• _Requirements_:
Find and copy lines holding "restful".

[Saved entries]
===============

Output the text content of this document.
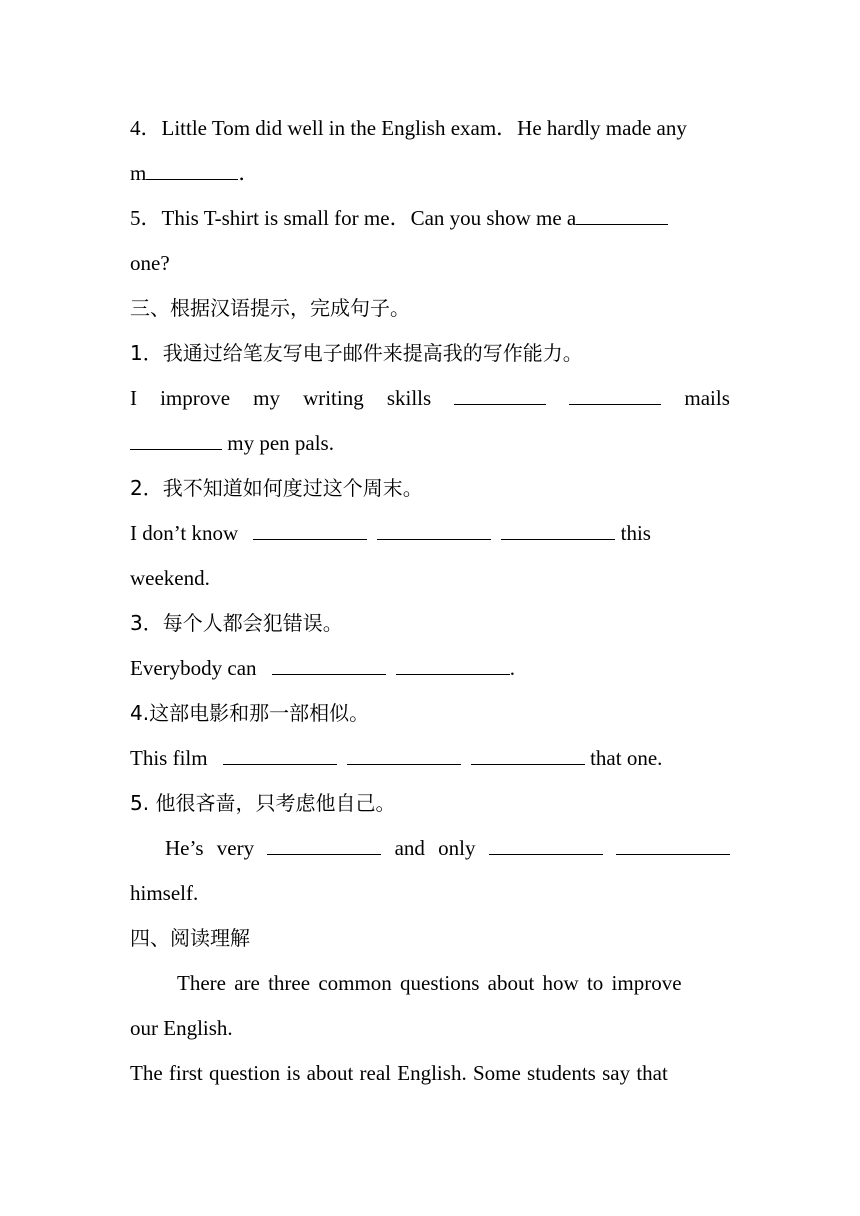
4．Little Tom did well in the English exam．He hardly made any
m	．
5．This T-shirt is small for me．Can you show me a
one?
三、根据汉语提示，完成句子。
1．我通过给笔友写电子邮件来提高我的写作能力。
I improve my writing skills	mails
my pen pals.
2．我不知道如何度过这个周末。
I don’t know	this
weekend.
3．每个人都会犯错误。
Everybody can	.
4.这部电影和那一部相似。
This film	that one.
5. 他很吝啬，只考虑他自己。
He’s very	and only
himself.
四、阅读理解
There are three common questions about how to improve
our English.
The first question is about real English. Some students say that
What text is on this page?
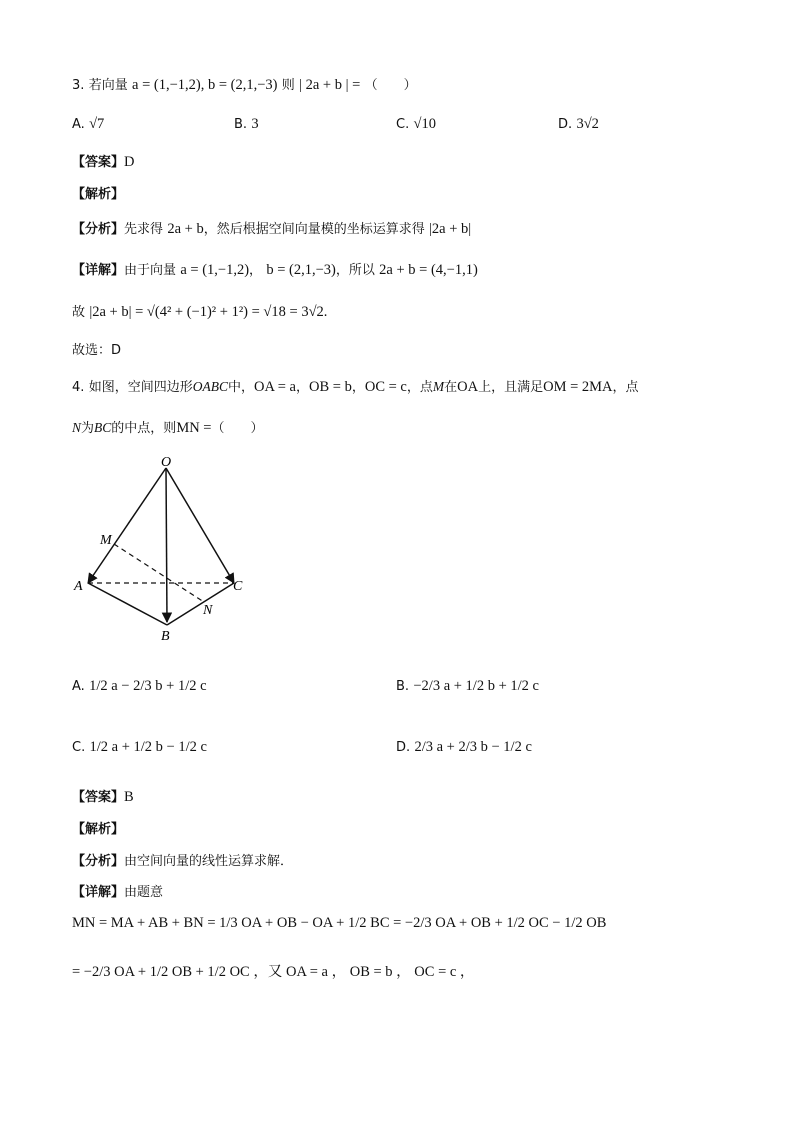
3. 若向量 a = (1,−1,2), b = (2,1,−3) 则 | 2a + b | = （　　）
A. √7	B. 3	C. √10	D. 3√2
【答案】D
【解析】
【分析】先求得 2a + b，然后根据空间向量模的坐标运算求得 |2a + b|
【详解】由于向量 a = (1,−1,2)， b = (2,1,−3)，所以 2a + b = (4,−1,1)
故 |2a + b| = √(4² + (−1)² + 1²) = √18 = 3√2.
故选：D
4. 如图，空间四边形OABC中，OA = a，OB = b，OC = c，点M在OA上，且满足OM = 2MA，点
N为BC的中点，则MN =（　　）
O
M
A	C
N
B
A. 1/2 a − 2/3 b + 1/2 c	B. −2/3 a + 1/2 b + 1/2 c
C. 1/2 a + 1/2 b − 1/2 c	D. 2/3 a + 2/3 b − 1/2 c
【答案】B
【解析】
【分析】由空间向量的线性运算求解．
【详解】由题意
MN = MA + AB + BN = 1/3 OA + OB − OA + 1/2 BC = −2/3 OA + OB + 1/2 OC − 1/2 OB
= −2/3 OA + 1/2 OB + 1/2 OC ，又 OA = a ， OB = b ， OC = c ，
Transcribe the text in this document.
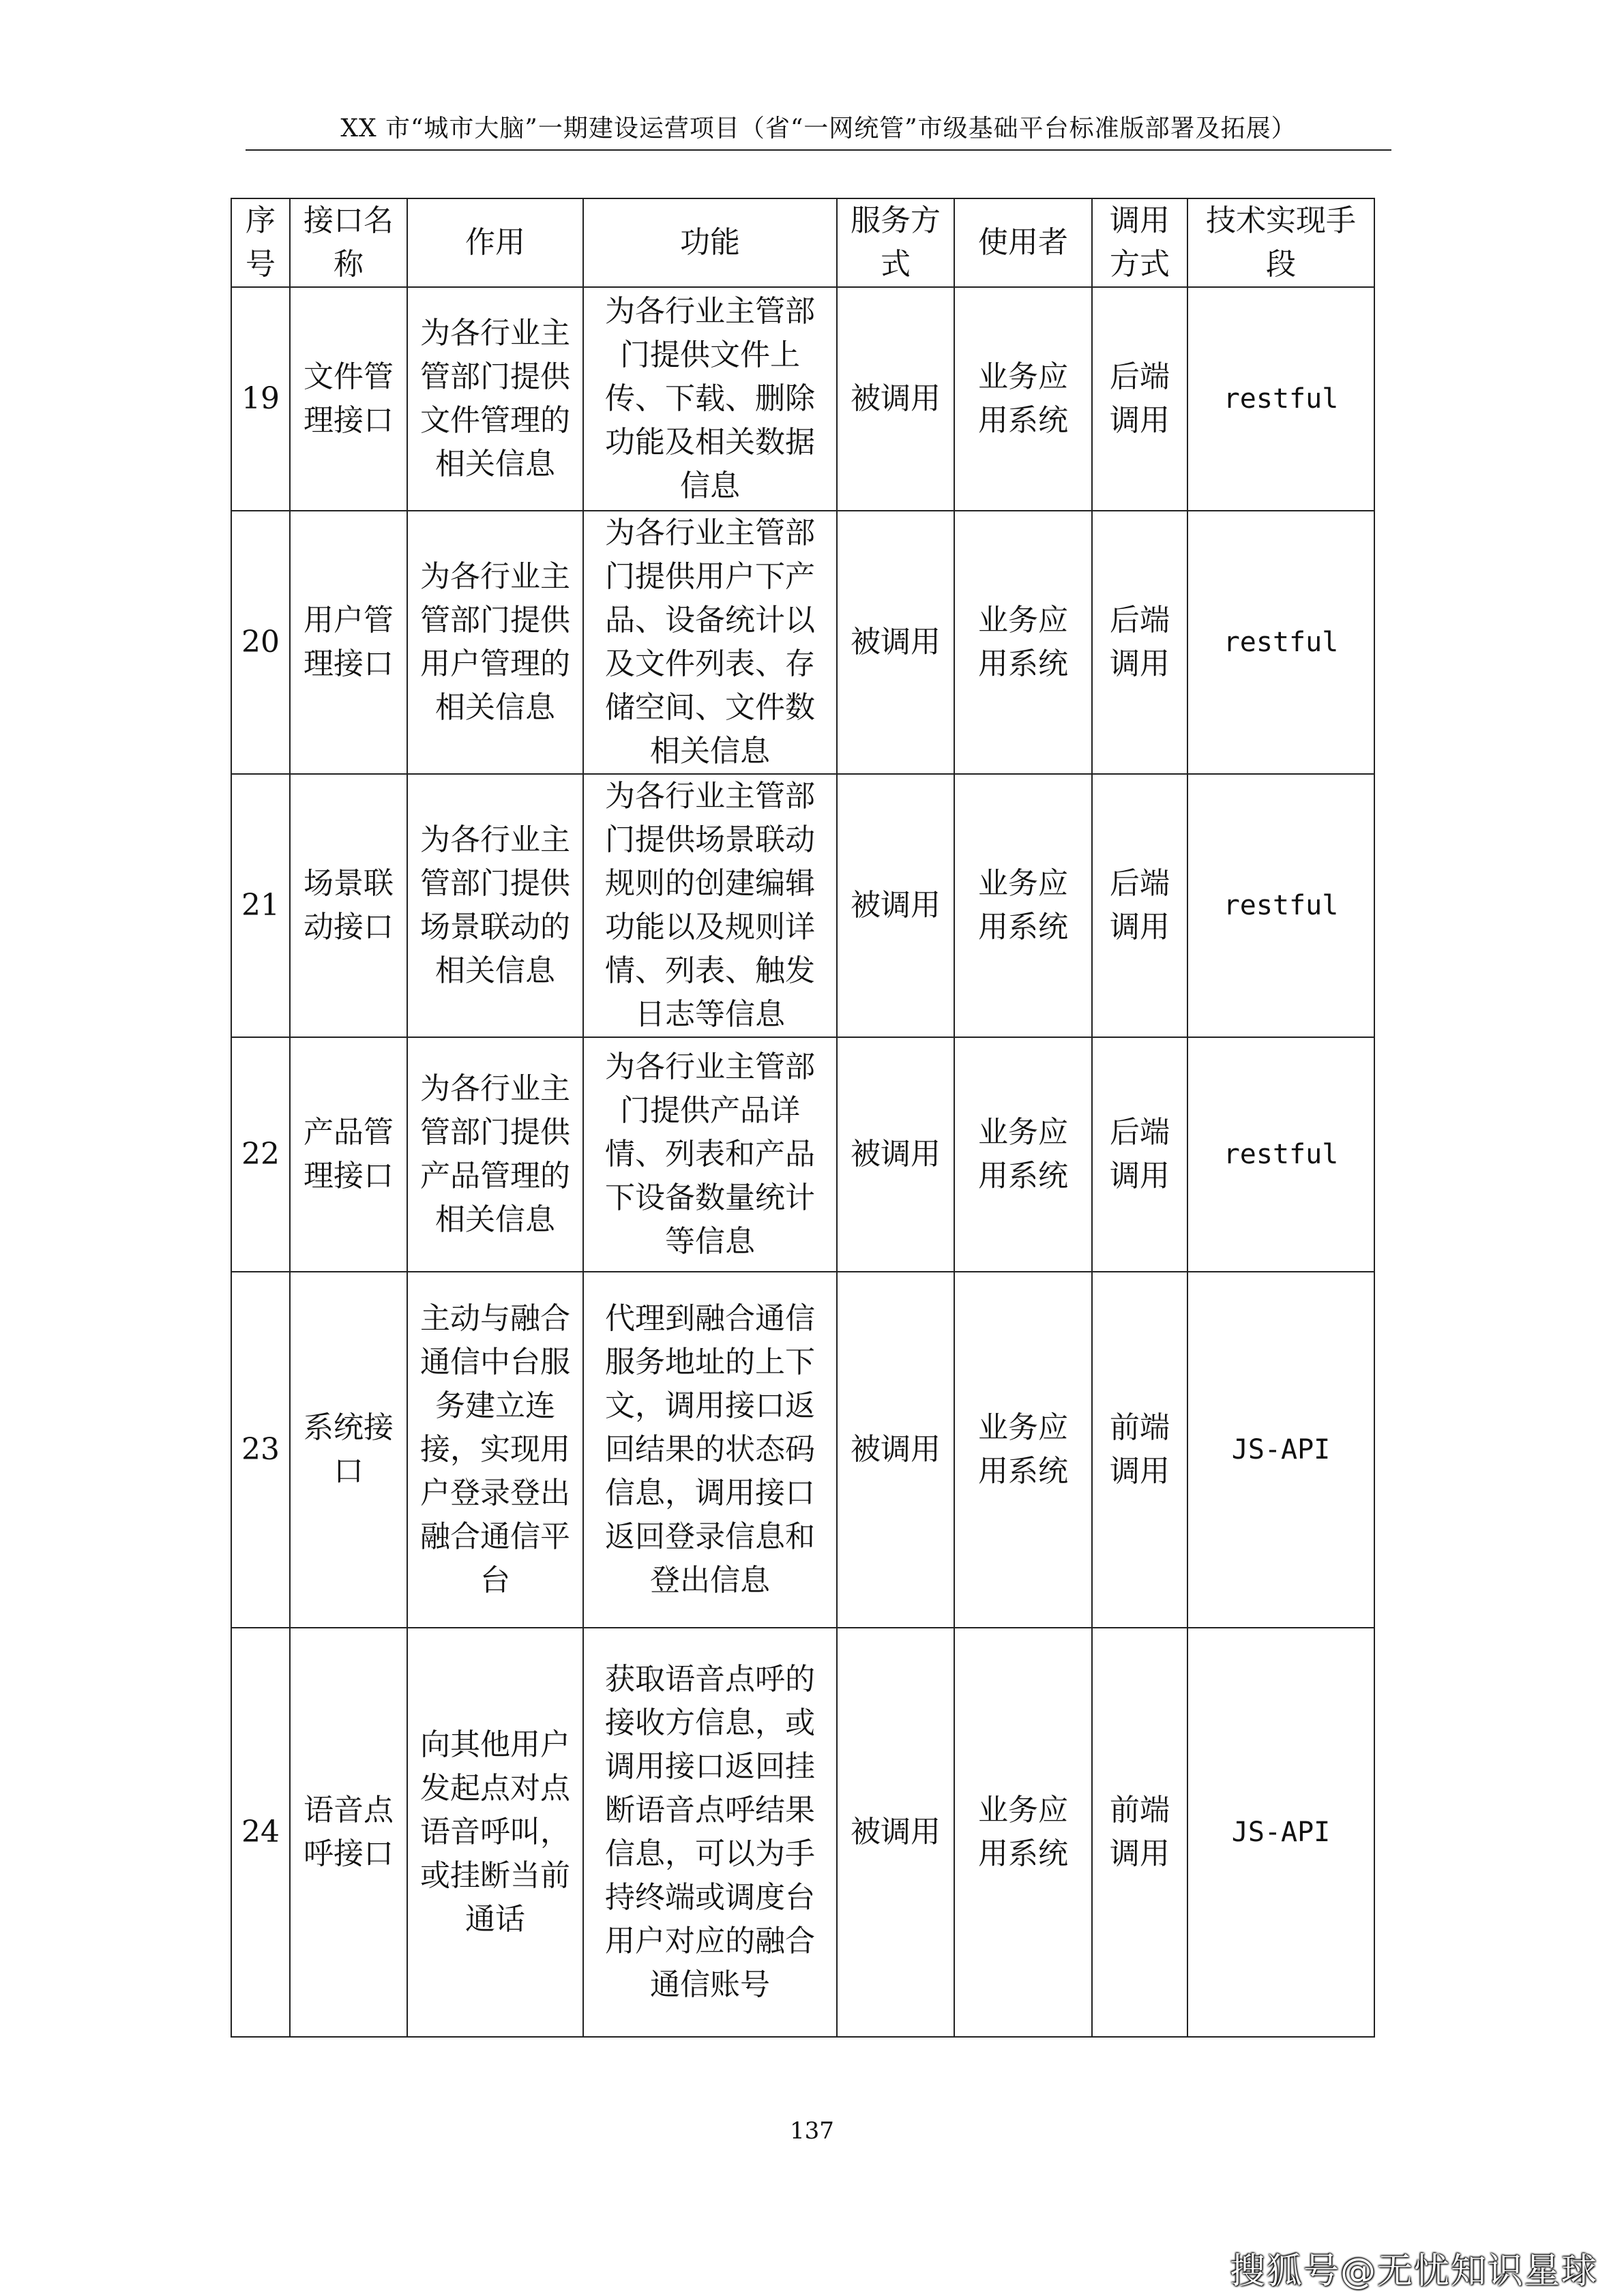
XX 市“城市大脑”一期建设运营项目（省“一网统管”市级基础平台标准版部署及拓展）
序号	接口名称	作用	功能	服务方式	使用者	调用方式	技术实现手段
19	文件管理接口	为各行业主管部门提供文件管理的相关信息	为各行业主管部门提供文件上传、下载、删除功能及相关数据信息	被调用	业务应用系统	后端调用	restful
20	用户管理接口	为各行业主管部门提供用户管理的相关信息	为各行业主管部门提供用户下产品、设备统计以及文件列表、存储空间、文件数相关信息	被调用	业务应用系统	后端调用	restful
21	场景联动接口	为各行业主管部门提供场景联动的相关信息	为各行业主管部门提供场景联动规则的创建编辑功能以及规则详情、列表、触发日志等信息	被调用	业务应用系统	后端调用	restful
22	产品管理接口	为各行业主管部门提供产品管理的相关信息	为各行业主管部门提供产品详情、列表和产品下设备数量统计等信息	被调用	业务应用系统	后端调用	restful
23	系统接口	主动与融合通信中台服务建立连接，实现用户登录登出融合通信平台	代理到融合通信服务地址的上下文，调用接口返回结果的状态码信息，调用接口返回登录信息和登出信息	被调用	业务应用系统	前端调用	JS-API
24	语音点呼接口	向其他用户发起点对点语音呼叫，或挂断当前通话	获取语音点呼的接收方信息，或调用接口返回挂断语音点呼结果信息，可以为手持终端或调度台用户对应的融合通信账号	被调用	业务应用系统	前端调用	JS-API
137
搜狐号@无忧知识星球
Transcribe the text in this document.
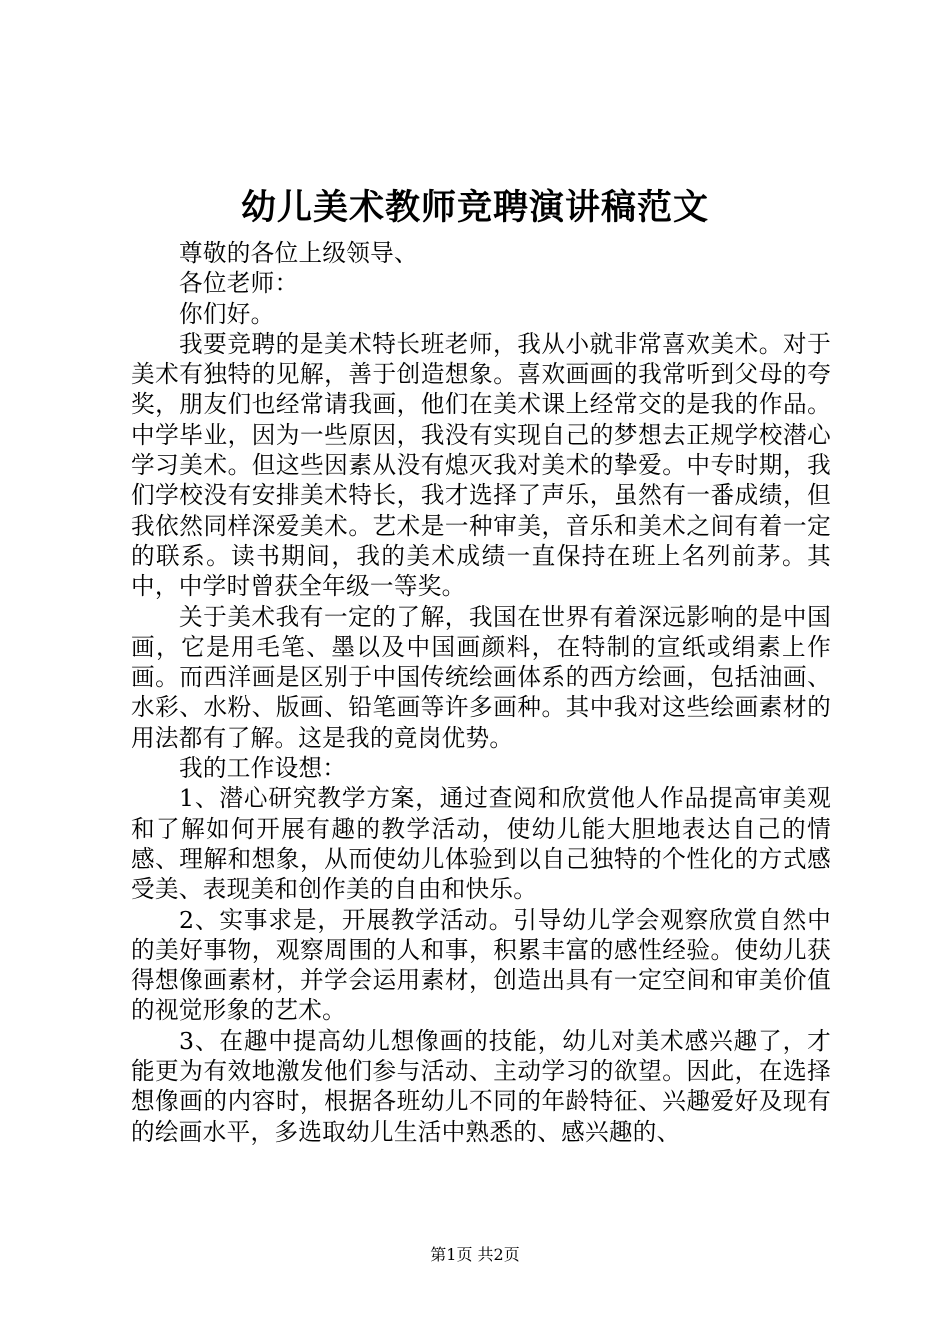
幼儿美术教师竞聘演讲稿范文

尊敬的各位上级领导、

各位老师：

你们好。

我要竞聘的是美术特长班老师，我从小就非常喜欢美术。对于美术有独特的见解，善于创造想象。喜欢画画的我常听到父母的夸奖，朋友们也经常请我画，他们在美术课上经常交的是我的作品。中学毕业，因为一些原因，我没有实现自己的梦想去正规学校潜心学习美术。但这些因素从没有熄灭我对美术的挚爱。中专时期，我们学校没有安排美术特长，我才选择了声乐，虽然有一番成绩，但我依然同样深爱美术。艺术是一种审美，音乐和美术之间有着一定的联系。读书期间，我的美术成绩一直保持在班上名列前茅。其中，中学时曾获全年级一等奖。

关于美术我有一定的了解，我国在世界有着深远影响的是中国画，它是用毛笔、墨以及中国画颜料，在特制的宣纸或绢素上作画。而西洋画是区别于中国传统绘画体系的西方绘画，包括油画、水彩、水粉、版画、铅笔画等许多画种。其中我对这些绘画素材的用法都有了解。这是我的竟岗优势。

我的工作设想：

1、潜心研究教学方案，通过查阅和欣赏他人作品提高审美观和了解如何开展有趣的教学活动，使幼儿能大胆地表达自己的情感、理解和想象，从而使幼儿体验到以自己独特的个性化的方式感受美、表现美和创作美的自由和快乐。

2、实事求是，开展教学活动。引导幼儿学会观察欣赏自然中的美好事物，观察周围的人和事，积累丰富的感性经验。使幼儿获得想像画素材，并学会运用素材，创造出具有一定空间和审美价值的视觉形象的艺术。

3、在趣中提高幼儿想像画的技能，幼儿对美术感兴趣了，才能更为有效地激发他们参与活动、主动学习的欲望。因此，在选择想像画的内容时，根据各班幼儿不同的年龄特征、兴趣爱好及现有的绘画水平，多选取幼儿生活中熟悉的、感兴趣的、

第1页 共2页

===============

• _Expected output_:
19	文件管理接口	为各行业主管部门提供文件管理的相关信息	为各行业主管部门提供文件上传、下载、删除功能及相关数据信息	被调用	业务应用系统	后端调用	restful
20	用户管理接口	为各行业主管部门提供用户管理的相关信息	为各行业主管部门提供用户下产品、设备统计以及文件列表、存储空间、文件数相关信息	被调用	业务应用系统	后端调用	restful
21	场景联动接口	为各行业主管部门提供场景联动的相关信息	为各行业主管部门提供场景联动规则的创建编辑功能以及规则详情、列表、触发日志等信息	被调用	业务应用系统	后端调用	restful
22	产品管理接口	为各行业主管部门提供产品管理的相关信息	为各行业主管部门提供产品详情、列表和产品下设备数量统计等信息	被调用	业务应用系统	后端调用	restful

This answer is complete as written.